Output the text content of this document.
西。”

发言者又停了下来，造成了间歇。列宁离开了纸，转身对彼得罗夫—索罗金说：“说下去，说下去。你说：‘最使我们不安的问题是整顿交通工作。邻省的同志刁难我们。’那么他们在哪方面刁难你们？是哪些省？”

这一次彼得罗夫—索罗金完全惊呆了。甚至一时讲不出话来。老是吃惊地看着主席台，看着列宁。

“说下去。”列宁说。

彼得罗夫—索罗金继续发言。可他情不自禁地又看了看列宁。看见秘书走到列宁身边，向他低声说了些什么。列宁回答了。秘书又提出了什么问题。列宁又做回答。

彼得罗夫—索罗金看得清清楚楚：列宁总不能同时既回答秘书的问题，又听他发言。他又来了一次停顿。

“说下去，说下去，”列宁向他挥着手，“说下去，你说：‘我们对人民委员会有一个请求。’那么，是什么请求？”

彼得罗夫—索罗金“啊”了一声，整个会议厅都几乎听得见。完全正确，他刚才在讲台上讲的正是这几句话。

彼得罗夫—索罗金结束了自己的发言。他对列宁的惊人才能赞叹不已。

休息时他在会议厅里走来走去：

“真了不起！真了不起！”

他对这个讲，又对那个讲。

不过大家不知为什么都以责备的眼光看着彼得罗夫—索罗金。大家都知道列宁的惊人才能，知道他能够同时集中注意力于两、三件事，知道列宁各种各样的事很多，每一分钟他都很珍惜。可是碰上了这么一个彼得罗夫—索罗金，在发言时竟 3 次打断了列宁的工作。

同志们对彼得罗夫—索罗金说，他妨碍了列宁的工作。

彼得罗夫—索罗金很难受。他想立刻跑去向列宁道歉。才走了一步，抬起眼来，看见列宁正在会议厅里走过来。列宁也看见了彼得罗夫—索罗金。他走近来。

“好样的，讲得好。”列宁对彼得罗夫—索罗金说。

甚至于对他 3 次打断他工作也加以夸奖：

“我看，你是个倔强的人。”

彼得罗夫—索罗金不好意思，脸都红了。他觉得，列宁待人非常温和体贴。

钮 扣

● GIVEN EXERCISE
The records above are to be copied in full, exactly as written.

● ANSWER TO THE TASK
Output the text content of this document.
西。”

发言者又停了下来，造成了间歇。列宁离开了纸，转身对彼得罗夫—索罗金说：“说下去，说下去。你说：‘最使我们不安的问题是整顿交通工作。邻省的同志刁难我们。’那么他们在哪方面刁难你们？是哪些省？”

这一次彼得罗夫—索罗金完全惊呆了。甚至一时讲不出话来。老是吃惊地看着主席台，看着列宁。

“说下去。”列宁说。

彼得罗夫—索罗金继续发言。可他情不自禁地又看了看列宁。看见秘书走到列宁身边，向他低声说了些什么。列宁回答了。秘书又提出了什么问题。列宁又做回答。

彼得罗夫—索罗金看得清清楚楚：列宁总不能同时既回答秘书的问题，又听他发言。他又来了一次停顿。

“说下去，说下去，”列宁向他挥着手，“说下去，你说：‘我们对人民委员会有一个请求。’那么，是什么请求？”

彼得罗夫—索罗金“啊”了一声，整个会议厅都几乎听得见。完全正确，他刚才在讲台上讲的正是这几句话。

彼得罗夫—索罗金结束了自己的发言。他对列宁的惊人才能赞叹不已。

休息时他在会议厅里走来走去：

“真了不起！真了不起！”

他对这个讲，又对那个讲。

不过大家不知为什么都以责备的眼光看着彼得罗夫—索罗金。大家都知道列宁的惊人才能，知道他能够同时集中注意力于两、三件事，知道列宁各种各样的事很多，每一分钟他都很珍惜。可是碰上了这么一个彼得罗夫—索罗金，在发言时竟 3 次打断了列宁的工作。

同志们对彼得罗夫—索罗金说，他妨碍了列宁的工作。

彼得罗夫—索罗金很难受。他想立刻跑去向列宁道歉。才走了一步，抬起眼来，看见列宁正在会议厅里走过来。列宁也看见了彼得罗夫—索罗金。他走近来。

“好样的，讲得好。”列宁对彼得罗夫—索罗金说。

甚至于对他 3 次打断他工作也加以夸奖：

“我看，你是个倔强的人。”

彼得罗夫—索罗金不好意思，脸都红了。他觉得，列宁待人非常温和体贴。

钮 扣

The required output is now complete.